#### [WHAT IS ASKED]
Set each record down exactly, excluding all images.

(Records from a collection)
## begin

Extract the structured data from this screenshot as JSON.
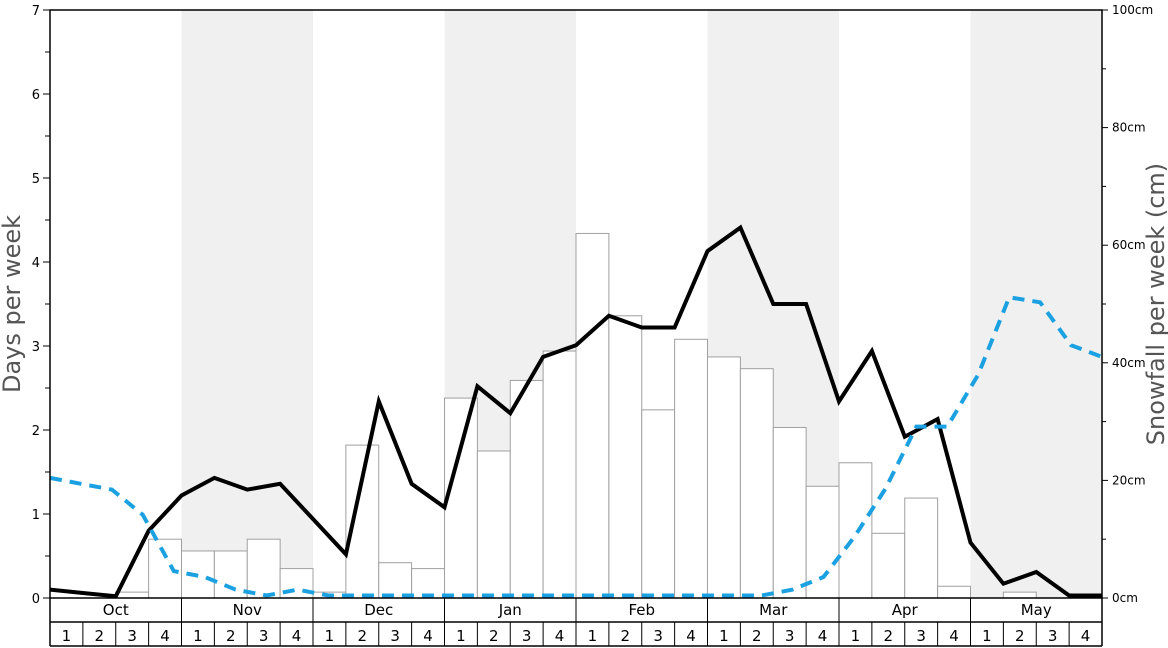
{
  "chart_data": {
    "type": "bar+line",
    "months": [
      "Oct",
      "Nov",
      "Dec",
      "Jan",
      "Feb",
      "Mar",
      "Apr",
      "May"
    ],
    "week_labels": [
      "1",
      "2",
      "3",
      "4"
    ],
    "y_left": {
      "label": "Days per week",
      "ylim": [
        0,
        7
      ],
      "ticks": [
        "0",
        "1",
        "2",
        "3",
        "4",
        "5",
        "6",
        "7"
      ]
    },
    "y_right": {
      "label": "Snowfall per week (cm)",
      "ylim": [
        0,
        100
      ],
      "ticks": [
        "0cm",
        "20cm",
        "40cm",
        "60cm",
        "80cm",
        "100cm"
      ]
    },
    "bars_snowfall_cm": [
      0,
      0,
      1,
      10,
      8,
      8,
      10,
      5,
      1,
      26,
      6,
      5,
      34,
      25,
      37,
      42,
      62,
      48,
      32,
      44,
      41,
      39,
      29,
      19,
      23,
      11,
      17,
      2,
      0,
      1,
      0,
      0
    ],
    "line_days": [
      0.1,
      0.06,
      0.02,
      0.8,
      1.22,
      1.43,
      1.29,
      1.36,
      0.94,
      0.52,
      2.34,
      1.36,
      1.08,
      2.52,
      2.2,
      2.87,
      3.01,
      3.36,
      3.22,
      3.22,
      4.13,
      4.41,
      3.5,
      3.5,
      2.34,
      2.94,
      1.92,
      2.13,
      0.66,
      0.17,
      0.31,
      0.03,
      0.03
    ],
    "line_dashed_days": [
      1.43,
      1.36,
      1.29,
      0.99,
      0.32,
      0.25,
      0.1,
      0.03,
      0.1,
      0.03,
      0.03,
      0.03,
      0.03,
      0.03,
      0.03,
      0.03,
      0.03,
      0.03,
      0.03,
      0.03,
      0.03,
      0.03,
      0.03,
      0.03,
      0.1,
      0.25,
      0.73,
      1.3,
      2.04,
      2.04,
      2.66,
      3.58,
      3.52,
      3.01,
      2.87
    ],
    "colors": {
      "solid_line": "#000000",
      "dashed_line": "#1ba1e2",
      "bar_fill": "#ffffff",
      "bar_stroke": "#a0a0a0",
      "shade": "#f0f0f0",
      "axis": "#000000",
      "axis_title": "#555555"
    },
    "shaded_months": [
      "Nov",
      "Jan",
      "Mar",
      "May"
    ]
  }
}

## end

#### [ANSWER]
Extract the structured data from this screenshot as JSON.
{
  "chart_data": {
    "type": "bar+line",
    "months": [
      "Oct",
      "Nov",
      "Dec",
      "Jan",
      "Feb",
      "Mar",
      "Apr",
      "May"
    ],
    "week_labels": [
      "1",
      "2",
      "3",
      "4"
    ],
    "y_left": {
      "label": "Days per week",
      "ylim": [
        0,
        7
      ],
      "ticks": [
        "0",
        "1",
        "2",
        "3",
        "4",
        "5",
        "6",
        "7"
      ]
    },
    "y_right": {
      "label": "Snowfall per week (cm)",
      "ylim": [
        0,
        100
      ],
      "ticks": [
        "0cm",
        "20cm",
        "40cm",
        "60cm",
        "80cm",
        "100cm"
      ]
    },
    "bars_snowfall_cm": [
      0,
      0,
      1,
      10,
      8,
      8,
      10,
      5,
      1,
      26,
      6,
      5,
      34,
      25,
      37,
      42,
      62,
      48,
      32,
      44,
      41,
      39,
      29,
      19,
      23,
      11,
      17,
      2,
      0,
      1,
      0,
      0
    ],
    "line_days": [
      0.1,
      0.06,
      0.02,
      0.8,
      1.22,
      1.43,
      1.29,
      1.36,
      0.94,
      0.52,
      2.34,
      1.36,
      1.08,
      2.52,
      2.2,
      2.87,
      3.01,
      3.36,
      3.22,
      3.22,
      4.13,
      4.41,
      3.5,
      3.5,
      2.34,
      2.94,
      1.92,
      2.13,
      0.66,
      0.17,
      0.31,
      0.03,
      0.03
    ],
    "line_dashed_days": [
      1.43,
      1.36,
      1.29,
      0.99,
      0.32,
      0.25,
      0.1,
      0.03,
      0.1,
      0.03,
      0.03,
      0.03,
      0.03,
      0.03,
      0.03,
      0.03,
      0.03,
      0.03,
      0.03,
      0.03,
      0.03,
      0.03,
      0.03,
      0.03,
      0.1,
      0.25,
      0.73,
      1.3,
      2.04,
      2.04,
      2.66,
      3.58,
      3.52,
      3.01,
      2.87
    ],
    "colors": {
      "solid_line": "#000000",
      "dashed_line": "#1ba1e2",
      "bar_fill": "#ffffff",
      "bar_stroke": "#a0a0a0",
      "shade": "#f0f0f0",
      "axis": "#000000",
      "axis_title": "#555555"
    },
    "shaded_months": [
      "Nov",
      "Jan",
      "Mar",
      "May"
    ]
  }
}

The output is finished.